══ Source

Module 4 NoSQL 💧🧙

1 NoSQL introduction

NoSQL or document based databases let us store data without enforcing a schema. Instead of adding rows to tables, we store documents in collections. A document (similar to a row in SQL) stores key value pairs. Think of a document as JSON data.

Imagine a user document:

{
  "name": "Cody",
  "address": "Annecy"
}

We can have objects and arrays in our documents. Imagine another user document:

{
  "name": {
    "first": "Brian",
    "last": "Smith"
  },
  "address": "Annecy"
}

We would most likely store these documents in a collection named “users”. Collections are used to organize documents. We can think of them as directories.

/users/cody:

{
  "name": "Cody",
  "address": "Annecy"
}

/users/briansmith:

{
  "name": {
    "first": "Brian",
    "last": "Smith"
  },
  "address": "Annecy"
}

Notice that the two documents DO NOT have the same schema. NoSQL lets us do this because there is no schema enforced. Typically, documents should have the same schema to allow us to query them, but this is up to the developer.

Documents are identified by an id. Notice that the documents have no explicit “id” field. In SQL you would be required to identify a primary key in a table and every row must have a unique primary key. Similarly, in NoSQL every document must have a unique id, but we are not required to store the id in the document. Instead we we reference the document by it’s id.

For this course we will use Cloud Firestore from Firebase. Firestore is a NoSQL document database with several advantage for creating cloud based applications.

2 Countries database

There is an existing Firestore DB with single “countries” collection. Here is an example of the /countries/CAN document that contains information about Canada:

{
 "altSpellings": ["CA"],
 "area": 9984670,
 "borders": ["USA"],
 "bordersObject": {"USA": true},
 "callingCode": ["1"],
 "capital": "Ottawa",
 "cca2": "CA",
 "cca3": "CAN",
 "ccn3": "124",
 "cioc": "CAN",
 "currency": ["CAD"],
 "demonym": "Canadian",
 "geo": {"lat": 60, "lng": -95},
 "landlocked": false,
 "languages": {"eng": "English", "fra": "French"},
 "latlng": [60, -95],
 "name": {
   "common": "Canada",
   "native": {
     "eng": {"common": "Canada", "official": "Canada"},
     "fra": {"common": "Canada", "official": "Canada"}
   },
   "official": "Canada"

════
══ Recorded information

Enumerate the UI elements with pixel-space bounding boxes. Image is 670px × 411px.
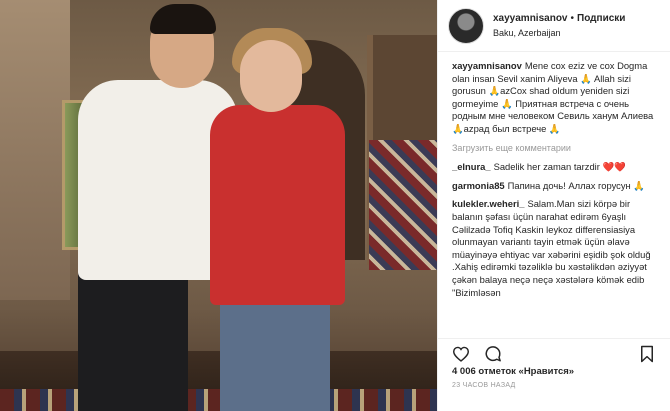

════

- **Work instructions**:
A. According to the NoSQL module, which database will the course use?
B. List every document path that the NoSQL module writes out.

- **Written answers**:
A. Cloud Firestore from Firebase.

B. /users/cody, /users/briansmith, /countries/CAN